Spatial layout listing:

______

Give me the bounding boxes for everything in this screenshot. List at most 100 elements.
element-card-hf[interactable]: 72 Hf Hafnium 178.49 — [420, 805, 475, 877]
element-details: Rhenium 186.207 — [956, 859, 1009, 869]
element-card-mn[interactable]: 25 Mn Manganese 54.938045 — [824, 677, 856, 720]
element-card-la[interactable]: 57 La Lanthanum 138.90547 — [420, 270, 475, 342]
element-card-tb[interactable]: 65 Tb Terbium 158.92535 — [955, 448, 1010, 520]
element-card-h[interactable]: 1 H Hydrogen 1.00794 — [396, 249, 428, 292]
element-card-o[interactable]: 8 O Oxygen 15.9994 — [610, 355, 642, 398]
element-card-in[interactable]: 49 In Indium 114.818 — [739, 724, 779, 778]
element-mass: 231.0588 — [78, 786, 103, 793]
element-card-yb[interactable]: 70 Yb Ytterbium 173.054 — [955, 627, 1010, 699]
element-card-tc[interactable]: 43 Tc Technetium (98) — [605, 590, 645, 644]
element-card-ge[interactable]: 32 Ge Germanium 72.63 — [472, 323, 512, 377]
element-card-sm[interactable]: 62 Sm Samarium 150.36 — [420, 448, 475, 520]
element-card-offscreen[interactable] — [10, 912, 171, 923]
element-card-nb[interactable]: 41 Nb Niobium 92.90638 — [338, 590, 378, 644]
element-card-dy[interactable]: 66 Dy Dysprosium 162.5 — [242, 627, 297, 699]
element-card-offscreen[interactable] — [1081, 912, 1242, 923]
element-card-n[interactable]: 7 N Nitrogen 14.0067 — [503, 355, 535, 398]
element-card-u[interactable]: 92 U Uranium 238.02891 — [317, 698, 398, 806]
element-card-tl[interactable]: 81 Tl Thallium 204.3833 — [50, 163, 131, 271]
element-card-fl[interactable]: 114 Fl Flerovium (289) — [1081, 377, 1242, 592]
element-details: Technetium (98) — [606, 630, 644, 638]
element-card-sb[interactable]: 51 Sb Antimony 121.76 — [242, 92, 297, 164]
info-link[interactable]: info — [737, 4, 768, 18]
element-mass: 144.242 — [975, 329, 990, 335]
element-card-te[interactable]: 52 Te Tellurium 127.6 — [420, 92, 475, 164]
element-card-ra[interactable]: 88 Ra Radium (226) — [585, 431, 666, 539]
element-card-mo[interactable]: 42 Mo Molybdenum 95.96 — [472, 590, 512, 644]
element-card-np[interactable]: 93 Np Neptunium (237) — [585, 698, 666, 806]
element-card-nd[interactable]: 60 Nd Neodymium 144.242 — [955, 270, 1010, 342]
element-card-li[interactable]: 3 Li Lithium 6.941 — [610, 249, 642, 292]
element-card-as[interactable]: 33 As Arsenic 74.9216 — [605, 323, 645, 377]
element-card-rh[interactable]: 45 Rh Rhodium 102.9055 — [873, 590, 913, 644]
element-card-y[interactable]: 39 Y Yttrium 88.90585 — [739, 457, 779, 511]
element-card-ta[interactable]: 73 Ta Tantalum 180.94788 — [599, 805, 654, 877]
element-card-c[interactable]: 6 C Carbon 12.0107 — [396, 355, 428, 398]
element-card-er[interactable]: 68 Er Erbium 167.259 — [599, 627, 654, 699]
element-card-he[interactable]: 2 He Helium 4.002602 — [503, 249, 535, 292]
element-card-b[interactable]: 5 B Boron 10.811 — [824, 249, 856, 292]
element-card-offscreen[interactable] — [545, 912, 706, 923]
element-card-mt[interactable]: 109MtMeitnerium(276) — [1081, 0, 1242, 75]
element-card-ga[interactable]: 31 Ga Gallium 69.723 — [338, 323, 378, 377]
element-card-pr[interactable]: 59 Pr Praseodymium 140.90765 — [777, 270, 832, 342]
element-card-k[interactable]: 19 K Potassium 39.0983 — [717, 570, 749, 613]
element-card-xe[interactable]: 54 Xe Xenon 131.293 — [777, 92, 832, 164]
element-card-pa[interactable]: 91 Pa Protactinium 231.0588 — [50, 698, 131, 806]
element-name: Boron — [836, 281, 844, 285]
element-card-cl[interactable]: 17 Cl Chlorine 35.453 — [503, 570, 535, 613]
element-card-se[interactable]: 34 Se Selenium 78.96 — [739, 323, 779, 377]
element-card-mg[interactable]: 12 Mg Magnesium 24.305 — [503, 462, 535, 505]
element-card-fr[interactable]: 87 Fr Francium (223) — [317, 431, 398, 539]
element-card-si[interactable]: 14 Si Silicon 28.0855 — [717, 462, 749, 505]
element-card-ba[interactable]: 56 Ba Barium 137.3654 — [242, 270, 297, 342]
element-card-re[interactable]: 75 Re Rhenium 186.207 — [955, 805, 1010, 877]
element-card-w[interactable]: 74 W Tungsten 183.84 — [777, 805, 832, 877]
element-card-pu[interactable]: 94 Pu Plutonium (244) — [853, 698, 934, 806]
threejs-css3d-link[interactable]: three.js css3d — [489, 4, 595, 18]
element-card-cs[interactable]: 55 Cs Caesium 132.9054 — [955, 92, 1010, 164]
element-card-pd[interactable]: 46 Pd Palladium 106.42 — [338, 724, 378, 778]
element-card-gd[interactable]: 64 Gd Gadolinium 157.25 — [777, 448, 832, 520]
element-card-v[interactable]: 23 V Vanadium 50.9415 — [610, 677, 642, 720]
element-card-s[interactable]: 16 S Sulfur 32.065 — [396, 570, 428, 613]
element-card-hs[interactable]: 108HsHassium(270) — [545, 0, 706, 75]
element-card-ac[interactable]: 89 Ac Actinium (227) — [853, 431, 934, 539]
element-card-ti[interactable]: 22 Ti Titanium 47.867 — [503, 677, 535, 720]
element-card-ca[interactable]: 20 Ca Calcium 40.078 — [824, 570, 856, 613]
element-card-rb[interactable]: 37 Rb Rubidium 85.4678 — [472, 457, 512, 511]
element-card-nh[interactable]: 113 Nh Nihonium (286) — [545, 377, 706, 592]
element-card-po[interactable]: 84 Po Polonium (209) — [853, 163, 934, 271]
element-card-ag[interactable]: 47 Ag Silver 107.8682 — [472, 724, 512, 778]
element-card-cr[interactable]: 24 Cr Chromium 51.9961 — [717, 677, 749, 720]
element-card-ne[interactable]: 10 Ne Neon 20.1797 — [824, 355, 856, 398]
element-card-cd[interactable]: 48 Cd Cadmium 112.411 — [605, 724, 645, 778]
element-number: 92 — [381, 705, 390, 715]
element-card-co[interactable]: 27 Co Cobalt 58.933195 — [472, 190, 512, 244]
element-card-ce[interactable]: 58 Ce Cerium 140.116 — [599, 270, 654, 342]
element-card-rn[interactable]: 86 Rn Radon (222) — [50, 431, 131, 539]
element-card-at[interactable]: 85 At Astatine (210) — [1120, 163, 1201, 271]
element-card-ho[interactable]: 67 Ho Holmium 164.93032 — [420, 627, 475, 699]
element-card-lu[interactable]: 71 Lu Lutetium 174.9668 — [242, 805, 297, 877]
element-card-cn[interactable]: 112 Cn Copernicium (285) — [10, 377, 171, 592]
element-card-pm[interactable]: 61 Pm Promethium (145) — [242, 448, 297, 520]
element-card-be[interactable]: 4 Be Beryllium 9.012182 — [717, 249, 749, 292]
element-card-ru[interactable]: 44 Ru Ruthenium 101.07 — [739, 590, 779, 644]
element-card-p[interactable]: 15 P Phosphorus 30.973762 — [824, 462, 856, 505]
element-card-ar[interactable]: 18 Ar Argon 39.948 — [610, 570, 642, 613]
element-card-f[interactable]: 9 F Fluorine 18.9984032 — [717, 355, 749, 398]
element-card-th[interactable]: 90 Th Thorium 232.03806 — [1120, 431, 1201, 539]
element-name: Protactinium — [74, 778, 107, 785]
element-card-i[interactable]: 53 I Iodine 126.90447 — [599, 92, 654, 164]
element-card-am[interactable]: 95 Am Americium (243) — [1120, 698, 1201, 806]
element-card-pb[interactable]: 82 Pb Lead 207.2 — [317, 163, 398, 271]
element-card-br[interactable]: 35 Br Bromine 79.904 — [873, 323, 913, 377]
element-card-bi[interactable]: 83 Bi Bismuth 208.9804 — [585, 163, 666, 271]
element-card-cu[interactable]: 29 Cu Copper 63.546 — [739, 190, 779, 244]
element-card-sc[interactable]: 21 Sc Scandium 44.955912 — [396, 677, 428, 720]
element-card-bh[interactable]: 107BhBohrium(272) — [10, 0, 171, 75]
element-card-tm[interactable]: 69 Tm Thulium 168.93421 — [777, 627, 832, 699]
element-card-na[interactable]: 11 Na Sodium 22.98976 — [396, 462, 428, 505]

______

Exercise task: Print the lines exactly as they appear, from the start of the listing down through the line containing "element-card-ra[interactable]: 88 Ra", including both ends.

Result:
Give me the bounding boxes for everything in this screenshot. List at most 100 elements.
element-card-hf[interactable]: 72 Hf Hafnium 178.49 — [420, 805, 475, 877]
element-details: Rhenium 186.207 — [956, 859, 1009, 869]
element-card-mn[interactable]: 25 Mn Manganese 54.938045 — [824, 677, 856, 720]
element-card-la[interactable]: 57 La Lanthanum 138.90547 — [420, 270, 475, 342]
element-card-tb[interactable]: 65 Tb Terbium 158.92535 — [955, 448, 1010, 520]
element-card-h[interactable]: 1 H Hydrogen 1.00794 — [396, 249, 428, 292]
element-card-o[interactable]: 8 O Oxygen 15.9994 — [610, 355, 642, 398]
element-card-in[interactable]: 49 In Indium 114.818 — [739, 724, 779, 778]
element-mass: 231.0588 — [78, 786, 103, 793]
element-card-yb[interactable]: 70 Yb Ytterbium 173.054 — [955, 627, 1010, 699]
element-card-tc[interactable]: 43 Tc Technetium (98) — [605, 590, 645, 644]
element-card-ge[interactable]: 32 Ge Germanium 72.63 — [472, 323, 512, 377]
element-card-sm[interactable]: 62 Sm Samarium 150.36 — [420, 448, 475, 520]
element-card-offscreen[interactable] — [10, 912, 171, 923]
element-card-nb[interactable]: 41 Nb Niobium 92.90638 — [338, 590, 378, 644]
element-card-dy[interactable]: 66 Dy Dysprosium 162.5 — [242, 627, 297, 699]
element-card-offscreen[interactable] — [1081, 912, 1242, 923]
element-card-n[interactable]: 7 N Nitrogen 14.0067 — [503, 355, 535, 398]
element-card-u[interactable]: 92 U Uranium 238.02891 — [317, 698, 398, 806]
element-card-tl[interactable]: 81 Tl Thallium 204.3833 — [50, 163, 131, 271]
element-card-fl[interactable]: 114 Fl Flerovium (289) — [1081, 377, 1242, 592]
element-details: Technetium (98) — [606, 630, 644, 638]
element-card-sb[interactable]: 51 Sb Antimony 121.76 — [242, 92, 297, 164]
info-link[interactable]: info — [737, 4, 768, 18]
element-mass: 144.242 — [975, 329, 990, 335]
element-card-te[interactable]: 52 Te Tellurium 127.6 — [420, 92, 475, 164]
element-card-ra[interactable]: 88 Ra Radium (226) — [585, 431, 666, 539]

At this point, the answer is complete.